%%

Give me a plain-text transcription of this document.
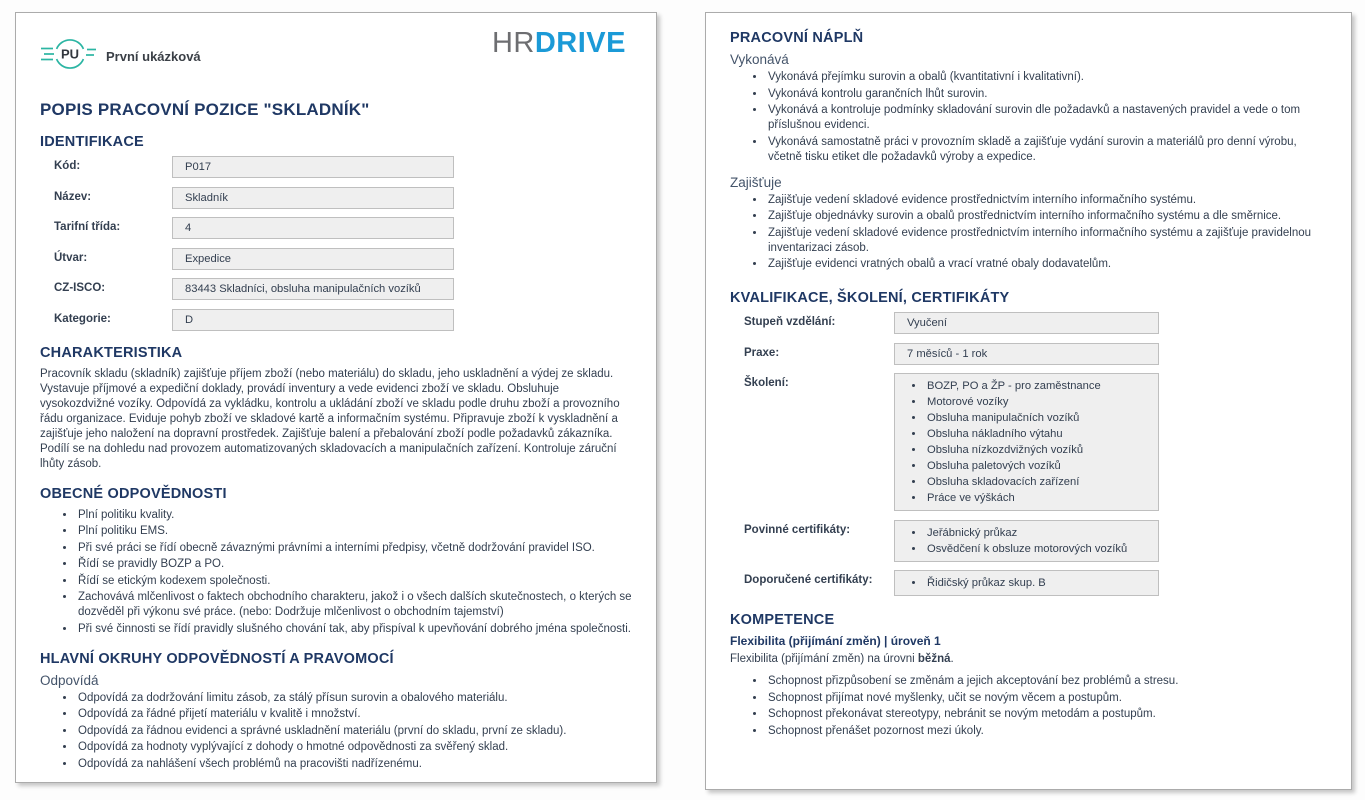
PU První ukázková	HRDRIVE
POPIS PRACOVNÍ POZICE "SKLADNÍK"
IDENTIFIKACE
Kód:	P017
Název:	Skladník
Tarifní třída:	4
Útvar:	Expedice
CZ-ISCO:	83443 Skladníci, obsluha manipulačních vozíků
Kategorie:	D
CHARAKTERISTIKA

Pracovník skladu (skladník) zajišťuje příjem zboží (nebo materiálu) do skladu, jeho uskladnění a výdej ze skladu. Vystavuje příjmové a expediční doklady, provádí inventury a vede evidenci zboží ve skladu. Obsluhuje vysokozdvižné vozíky. Odpovídá za vykládku, kontrolu a ukládání zboží ve skladu podle druhu zboží a provozního řádu organizace. Eviduje pohyb zboží ve skladové kartě a informačním systému. Připravuje zboží k vyskladnění a zajišťuje jeho naložení na dopravní prostředek. Zajišťuje balení a přebalování zboží podle požadavků zákazníka. Podílí se na dohledu nad provozem automatizovaných skladovacích a manipulačních zařízení. Kontroluje záruční lhůty zásob.

OBECNÉ ODPOVĚDNOSTI
• Plní politiku kvality.
• Plní politiku EMS.
• Při své práci se řídí obecně závaznými právními a interními předpisy, včetně dodržování pravidel ISO.
• Řídí se pravidly BOZP a PO.
• Řídí se etickým kodexem společnosti.
• Zachovává mlčenlivost o faktech obchodního charakteru, jakož i o všech dalších skutečnostech, o kterých se dozvěděl při výkonu své práce. (nebo: Dodržuje mlčenlivost o obchodním tajemství)
• Při své činnosti se řídí pravidly slušného chování tak, aby přispíval k upevňování dobrého jména společnosti.
HLAVNÍ OKRUHY ODPOVĚDNOSTÍ A PRAVOMOCÍ
Odpovídá
• Odpovídá za dodržování limitu zásob, za stálý přísun surovin a obalového materiálu.
• Odpovídá za řádné přijetí materiálu v kvalitě i množství.
• Odpovídá za řádnou evidenci a správné uskladnění materiálu (první do skladu, první ze skladu).
• Odpovídá za hodnoty vyplývající z dohody o hmotné odpovědnosti za svěřený sklad.
• Odpovídá za nahlášení všech problémů na pracovišti nadřízenému.
PRACOVNÍ NÁPLŇ
Vykonává
• Vykonává přejímku surovin a obalů (kvantitativní i kvalitativní).
• Vykonává kontrolu garančních lhůt surovin.
• Vykonává a kontroluje podmínky skladování surovin dle požadavků a nastavených pravidel a vede o tom příslušnou evidenci.
• Vykonává samostatně práci v provozním skladě a zajišťuje vydání surovin a materiálů pro denní výrobu, včetně tisku etiket dle požadavků výroby a expedice.
Zajišťuje
• Zajišťuje vedení skladové evidence prostřednictvím interního informačního systému.
• Zajišťuje objednávky surovin a obalů prostřednictvím interního informačního systému a dle směrnice.
• Zajišťuje vedení skladové evidence prostřednictvím interního informačního systému a zajišťuje pravidelnou inventarizaci zásob.
• Zajišťuje evidenci vratných obalů a vrací vratné obaly dodavatelům.
KVALIFIKACE, ŠKOLENÍ, CERTIFIKÁTY
Stupeň vzdělání:	Vyučení
Praxe:	7 měsíců - 1 rok
Školení:	• BOZP, PO a ŽP - pro zaměstnance
• Motorové vozíky
• Obsluha manipulačních vozíků
• Obsluha nákladního výtahu
• Obsluha nízkozdvižných vozíků
• Obsluha paletových vozíků
• Obsluha skladovacích zařízení
• Práce ve výškách
Povinné certifikáty:	• Jeřábnický průkaz
• Osvědčení k obsluze motorových vozíků
Doporučené certifikáty:	• Řidičský průkaz skup. B
KOMPETENCE
Flexibilita (přijímání změn) | úroveň 1

Flexibilita (přijímání změn) na úrovni běžná.

• Schopnost přizpůsobení se změnám a jejich akceptování bez problémů a stresu.
• Schopnost přijímat nové myšlenky, učit se novým věcem a postupům.
• Schopnost překonávat stereotypy, nebránit se novým metodám a postupům.
• Schopnost přenášet pozornost mezi úkoly.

%%

Aim:
Out of the records, collect only those lines that contain the string "novým".

Exercise answer:
• Schopnost přijímat nové myšlenky, učit se novým věcem a postupům.
• Schopnost překonávat stereotypy, nebránit se novým metodám a postupům.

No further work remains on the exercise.